WRITTEN TASK:
Pick out each line of the records that includes the string "type", and copy it.

DATA SUPPLIED:
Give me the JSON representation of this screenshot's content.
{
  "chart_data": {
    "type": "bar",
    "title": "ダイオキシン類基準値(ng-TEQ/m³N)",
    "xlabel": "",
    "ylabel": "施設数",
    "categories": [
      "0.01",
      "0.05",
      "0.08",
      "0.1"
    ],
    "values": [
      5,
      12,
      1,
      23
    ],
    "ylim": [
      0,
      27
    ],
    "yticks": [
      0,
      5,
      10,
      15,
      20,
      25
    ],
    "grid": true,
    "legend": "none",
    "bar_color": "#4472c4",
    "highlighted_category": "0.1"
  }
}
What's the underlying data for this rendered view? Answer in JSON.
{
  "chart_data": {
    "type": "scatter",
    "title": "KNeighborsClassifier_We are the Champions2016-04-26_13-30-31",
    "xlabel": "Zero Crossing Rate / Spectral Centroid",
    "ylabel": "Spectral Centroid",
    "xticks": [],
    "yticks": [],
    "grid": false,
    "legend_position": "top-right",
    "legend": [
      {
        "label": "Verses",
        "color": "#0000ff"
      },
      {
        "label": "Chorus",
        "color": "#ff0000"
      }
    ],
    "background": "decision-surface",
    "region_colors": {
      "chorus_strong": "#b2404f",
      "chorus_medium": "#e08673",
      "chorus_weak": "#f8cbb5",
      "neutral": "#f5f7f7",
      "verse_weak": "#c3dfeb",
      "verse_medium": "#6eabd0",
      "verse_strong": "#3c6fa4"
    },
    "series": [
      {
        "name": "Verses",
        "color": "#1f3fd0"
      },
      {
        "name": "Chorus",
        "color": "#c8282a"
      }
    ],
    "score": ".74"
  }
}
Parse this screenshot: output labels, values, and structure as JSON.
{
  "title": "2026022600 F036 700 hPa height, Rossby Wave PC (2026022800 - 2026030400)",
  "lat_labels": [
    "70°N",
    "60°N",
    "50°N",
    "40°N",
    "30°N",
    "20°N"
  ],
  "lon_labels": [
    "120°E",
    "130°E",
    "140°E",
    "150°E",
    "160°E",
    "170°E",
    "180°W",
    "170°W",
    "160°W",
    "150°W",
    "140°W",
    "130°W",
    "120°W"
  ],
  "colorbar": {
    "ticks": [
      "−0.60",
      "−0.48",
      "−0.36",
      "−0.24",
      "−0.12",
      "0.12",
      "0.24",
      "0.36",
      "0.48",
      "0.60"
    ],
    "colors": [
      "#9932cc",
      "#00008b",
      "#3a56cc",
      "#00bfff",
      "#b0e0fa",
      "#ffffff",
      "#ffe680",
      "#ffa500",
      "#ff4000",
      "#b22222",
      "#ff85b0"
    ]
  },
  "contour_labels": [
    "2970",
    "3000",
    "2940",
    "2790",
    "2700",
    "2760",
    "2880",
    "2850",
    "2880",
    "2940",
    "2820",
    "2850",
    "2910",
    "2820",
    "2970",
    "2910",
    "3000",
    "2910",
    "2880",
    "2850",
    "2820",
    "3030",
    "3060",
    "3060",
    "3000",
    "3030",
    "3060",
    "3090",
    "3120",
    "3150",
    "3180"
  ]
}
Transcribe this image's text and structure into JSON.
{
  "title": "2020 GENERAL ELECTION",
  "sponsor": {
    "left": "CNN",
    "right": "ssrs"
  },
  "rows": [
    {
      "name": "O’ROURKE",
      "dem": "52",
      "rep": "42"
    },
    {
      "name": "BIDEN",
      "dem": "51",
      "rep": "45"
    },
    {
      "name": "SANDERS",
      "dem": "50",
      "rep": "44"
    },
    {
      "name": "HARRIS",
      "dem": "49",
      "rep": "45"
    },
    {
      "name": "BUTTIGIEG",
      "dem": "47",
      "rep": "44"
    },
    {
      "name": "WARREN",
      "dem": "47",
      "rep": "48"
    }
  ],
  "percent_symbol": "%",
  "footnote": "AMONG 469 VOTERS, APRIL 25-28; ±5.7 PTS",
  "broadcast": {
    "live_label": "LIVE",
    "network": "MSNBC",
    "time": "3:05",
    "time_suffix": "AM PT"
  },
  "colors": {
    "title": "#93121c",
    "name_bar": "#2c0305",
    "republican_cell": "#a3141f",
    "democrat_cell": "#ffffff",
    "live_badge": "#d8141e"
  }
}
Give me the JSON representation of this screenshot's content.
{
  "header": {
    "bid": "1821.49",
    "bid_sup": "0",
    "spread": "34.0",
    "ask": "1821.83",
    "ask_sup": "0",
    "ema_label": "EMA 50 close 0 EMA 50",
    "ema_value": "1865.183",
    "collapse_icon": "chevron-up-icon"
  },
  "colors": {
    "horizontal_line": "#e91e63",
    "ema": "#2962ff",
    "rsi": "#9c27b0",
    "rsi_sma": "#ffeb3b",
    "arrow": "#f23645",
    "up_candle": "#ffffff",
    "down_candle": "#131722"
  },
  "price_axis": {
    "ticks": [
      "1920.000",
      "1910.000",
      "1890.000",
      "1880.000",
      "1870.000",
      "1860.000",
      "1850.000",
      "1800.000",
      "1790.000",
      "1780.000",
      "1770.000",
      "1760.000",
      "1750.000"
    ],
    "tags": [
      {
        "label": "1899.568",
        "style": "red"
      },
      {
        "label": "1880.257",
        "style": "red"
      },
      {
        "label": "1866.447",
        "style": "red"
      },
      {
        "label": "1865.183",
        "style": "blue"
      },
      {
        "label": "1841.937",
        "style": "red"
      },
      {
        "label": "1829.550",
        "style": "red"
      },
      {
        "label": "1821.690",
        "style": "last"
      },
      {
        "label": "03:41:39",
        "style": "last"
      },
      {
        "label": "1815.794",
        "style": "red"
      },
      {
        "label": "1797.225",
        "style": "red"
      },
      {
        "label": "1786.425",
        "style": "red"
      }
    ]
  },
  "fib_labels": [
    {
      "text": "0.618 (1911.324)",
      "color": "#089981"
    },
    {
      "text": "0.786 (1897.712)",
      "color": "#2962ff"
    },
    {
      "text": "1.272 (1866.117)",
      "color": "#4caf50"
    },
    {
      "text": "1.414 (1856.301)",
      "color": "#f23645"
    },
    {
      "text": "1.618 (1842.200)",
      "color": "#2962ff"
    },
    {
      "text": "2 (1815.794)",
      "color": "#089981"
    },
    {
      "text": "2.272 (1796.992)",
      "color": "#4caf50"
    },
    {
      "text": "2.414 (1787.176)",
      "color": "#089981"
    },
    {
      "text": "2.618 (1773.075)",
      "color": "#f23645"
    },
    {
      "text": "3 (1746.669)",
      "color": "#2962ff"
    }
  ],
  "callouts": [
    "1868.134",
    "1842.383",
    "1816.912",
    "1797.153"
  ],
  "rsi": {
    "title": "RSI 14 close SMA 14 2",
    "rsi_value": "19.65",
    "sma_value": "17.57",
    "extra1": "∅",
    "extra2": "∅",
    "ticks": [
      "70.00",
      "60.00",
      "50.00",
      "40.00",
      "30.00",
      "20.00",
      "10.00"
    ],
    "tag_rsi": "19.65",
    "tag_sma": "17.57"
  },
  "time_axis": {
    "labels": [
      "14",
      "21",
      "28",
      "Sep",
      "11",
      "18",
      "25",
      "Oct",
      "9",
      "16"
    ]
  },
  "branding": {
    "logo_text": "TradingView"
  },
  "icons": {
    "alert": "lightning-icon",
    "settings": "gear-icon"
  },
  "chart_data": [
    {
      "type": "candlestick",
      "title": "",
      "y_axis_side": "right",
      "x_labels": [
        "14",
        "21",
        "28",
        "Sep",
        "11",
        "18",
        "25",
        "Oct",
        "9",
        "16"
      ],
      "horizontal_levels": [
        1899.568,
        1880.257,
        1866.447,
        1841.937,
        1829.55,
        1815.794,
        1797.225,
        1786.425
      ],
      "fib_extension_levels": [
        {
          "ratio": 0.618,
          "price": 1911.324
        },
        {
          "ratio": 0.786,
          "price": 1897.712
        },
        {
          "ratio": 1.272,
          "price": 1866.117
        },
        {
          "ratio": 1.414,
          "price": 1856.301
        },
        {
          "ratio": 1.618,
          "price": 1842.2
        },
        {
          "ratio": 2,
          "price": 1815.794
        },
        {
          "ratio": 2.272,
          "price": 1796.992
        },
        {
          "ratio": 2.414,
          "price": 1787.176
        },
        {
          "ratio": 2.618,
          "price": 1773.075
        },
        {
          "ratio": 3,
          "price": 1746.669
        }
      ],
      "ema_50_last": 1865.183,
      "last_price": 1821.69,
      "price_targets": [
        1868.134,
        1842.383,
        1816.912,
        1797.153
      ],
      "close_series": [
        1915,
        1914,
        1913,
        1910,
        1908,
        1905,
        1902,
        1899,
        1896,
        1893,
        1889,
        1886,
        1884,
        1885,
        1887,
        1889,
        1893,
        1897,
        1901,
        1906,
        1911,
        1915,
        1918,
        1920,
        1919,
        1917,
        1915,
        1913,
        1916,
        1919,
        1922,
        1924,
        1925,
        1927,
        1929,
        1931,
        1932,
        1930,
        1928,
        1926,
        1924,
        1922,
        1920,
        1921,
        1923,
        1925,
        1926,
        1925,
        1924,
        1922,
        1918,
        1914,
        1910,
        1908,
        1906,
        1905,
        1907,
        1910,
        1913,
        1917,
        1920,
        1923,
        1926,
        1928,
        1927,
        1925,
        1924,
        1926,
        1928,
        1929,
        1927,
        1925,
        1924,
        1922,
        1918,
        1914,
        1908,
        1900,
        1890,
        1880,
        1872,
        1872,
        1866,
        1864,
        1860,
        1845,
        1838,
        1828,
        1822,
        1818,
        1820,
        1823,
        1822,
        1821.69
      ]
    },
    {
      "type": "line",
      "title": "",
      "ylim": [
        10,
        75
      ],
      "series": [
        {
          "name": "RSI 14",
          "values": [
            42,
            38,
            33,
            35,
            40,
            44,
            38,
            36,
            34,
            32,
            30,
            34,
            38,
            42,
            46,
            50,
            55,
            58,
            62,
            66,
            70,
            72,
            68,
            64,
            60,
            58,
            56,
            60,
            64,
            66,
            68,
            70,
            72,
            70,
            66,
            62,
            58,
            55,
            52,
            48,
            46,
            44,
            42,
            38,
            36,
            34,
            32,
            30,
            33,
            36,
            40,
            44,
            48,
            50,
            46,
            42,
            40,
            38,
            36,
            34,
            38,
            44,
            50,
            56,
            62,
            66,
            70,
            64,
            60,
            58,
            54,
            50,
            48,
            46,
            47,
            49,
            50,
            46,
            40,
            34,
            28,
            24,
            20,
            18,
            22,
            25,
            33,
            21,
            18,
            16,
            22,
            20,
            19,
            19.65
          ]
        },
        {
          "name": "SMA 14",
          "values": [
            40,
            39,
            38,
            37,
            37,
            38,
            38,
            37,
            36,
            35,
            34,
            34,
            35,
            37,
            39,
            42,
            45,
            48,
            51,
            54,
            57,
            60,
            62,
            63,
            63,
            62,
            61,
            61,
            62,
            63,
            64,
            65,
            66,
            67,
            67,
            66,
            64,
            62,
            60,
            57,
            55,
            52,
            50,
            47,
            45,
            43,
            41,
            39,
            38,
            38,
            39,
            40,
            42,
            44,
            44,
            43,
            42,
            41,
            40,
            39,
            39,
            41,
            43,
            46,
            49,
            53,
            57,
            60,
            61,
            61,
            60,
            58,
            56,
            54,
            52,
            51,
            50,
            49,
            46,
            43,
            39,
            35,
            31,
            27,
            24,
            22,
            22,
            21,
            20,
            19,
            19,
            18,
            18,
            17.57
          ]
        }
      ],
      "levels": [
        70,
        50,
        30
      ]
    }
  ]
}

REPLY:
    "type": "bar",
    "type": "scatter",
      "type": "candlestick",
      "type": "line",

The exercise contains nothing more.